*** The records ***
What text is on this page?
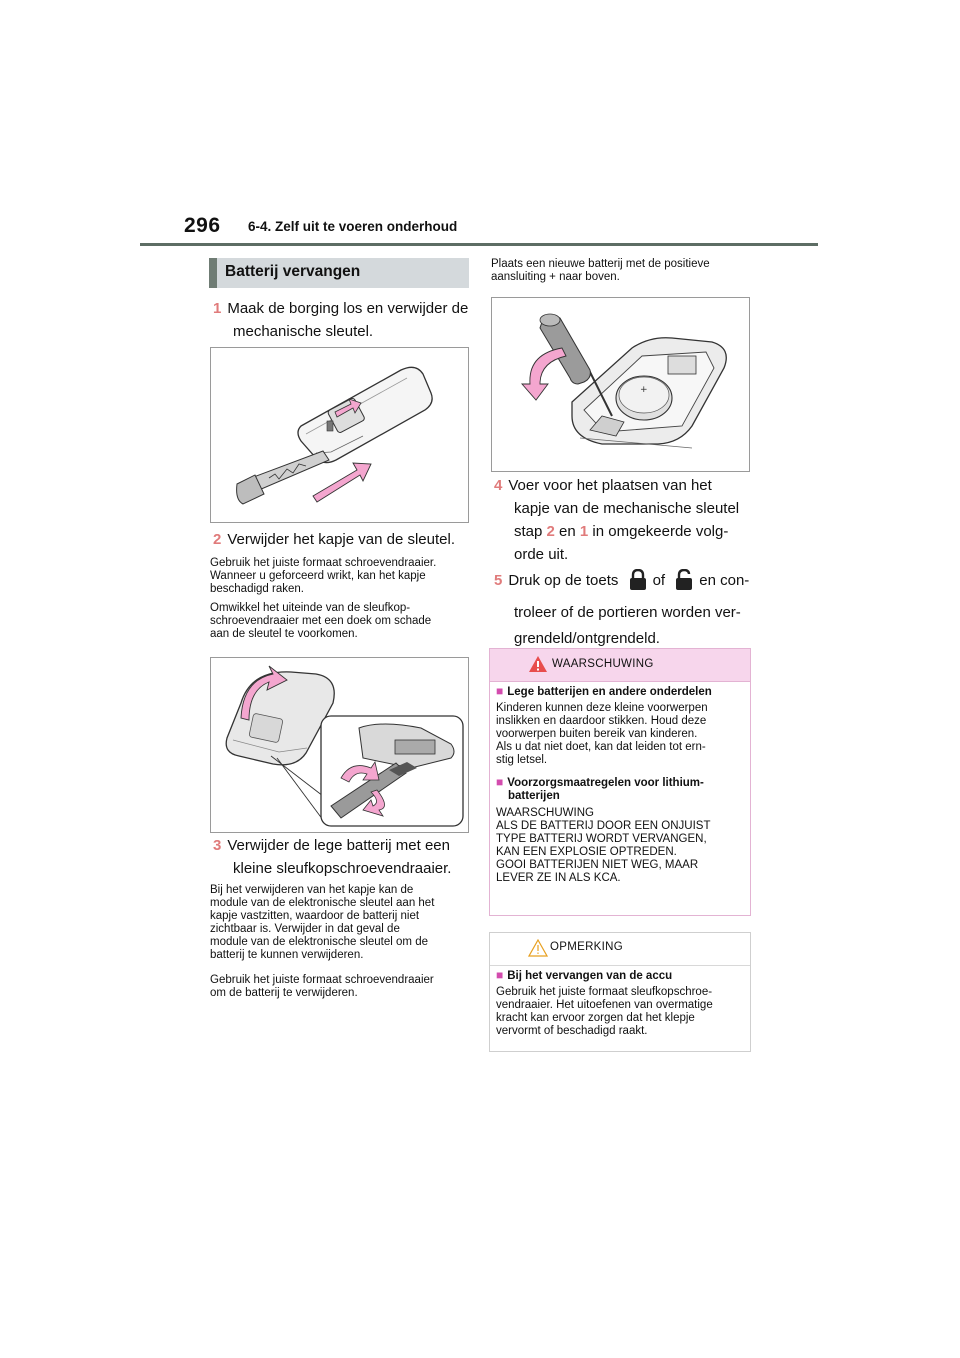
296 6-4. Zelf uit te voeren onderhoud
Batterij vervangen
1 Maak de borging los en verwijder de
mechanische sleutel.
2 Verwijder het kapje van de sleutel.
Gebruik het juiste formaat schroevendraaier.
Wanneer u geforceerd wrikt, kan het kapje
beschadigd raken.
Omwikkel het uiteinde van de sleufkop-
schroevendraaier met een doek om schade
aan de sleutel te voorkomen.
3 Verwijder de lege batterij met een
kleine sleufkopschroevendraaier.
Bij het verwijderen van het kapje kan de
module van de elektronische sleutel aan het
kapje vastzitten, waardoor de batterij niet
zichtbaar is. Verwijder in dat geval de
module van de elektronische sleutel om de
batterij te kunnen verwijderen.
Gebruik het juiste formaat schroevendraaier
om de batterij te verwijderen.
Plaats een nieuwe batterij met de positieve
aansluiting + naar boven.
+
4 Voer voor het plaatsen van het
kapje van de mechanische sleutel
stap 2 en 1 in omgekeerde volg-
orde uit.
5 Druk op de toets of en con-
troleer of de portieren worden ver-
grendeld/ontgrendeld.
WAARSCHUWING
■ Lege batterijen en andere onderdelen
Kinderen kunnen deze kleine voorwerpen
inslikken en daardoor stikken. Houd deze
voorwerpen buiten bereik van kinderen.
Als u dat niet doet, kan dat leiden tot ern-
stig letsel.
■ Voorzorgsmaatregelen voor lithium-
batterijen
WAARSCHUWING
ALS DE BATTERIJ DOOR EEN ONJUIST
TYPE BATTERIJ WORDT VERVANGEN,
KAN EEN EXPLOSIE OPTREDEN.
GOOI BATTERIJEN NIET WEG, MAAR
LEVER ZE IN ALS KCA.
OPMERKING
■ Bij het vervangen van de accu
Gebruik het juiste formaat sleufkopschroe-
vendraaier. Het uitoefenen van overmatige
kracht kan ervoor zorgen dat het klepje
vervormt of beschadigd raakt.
***
## Do this:
Report how many lines of the listing above include the word "voorwerpen". Say nothing but the number.

## Exercise solution:
2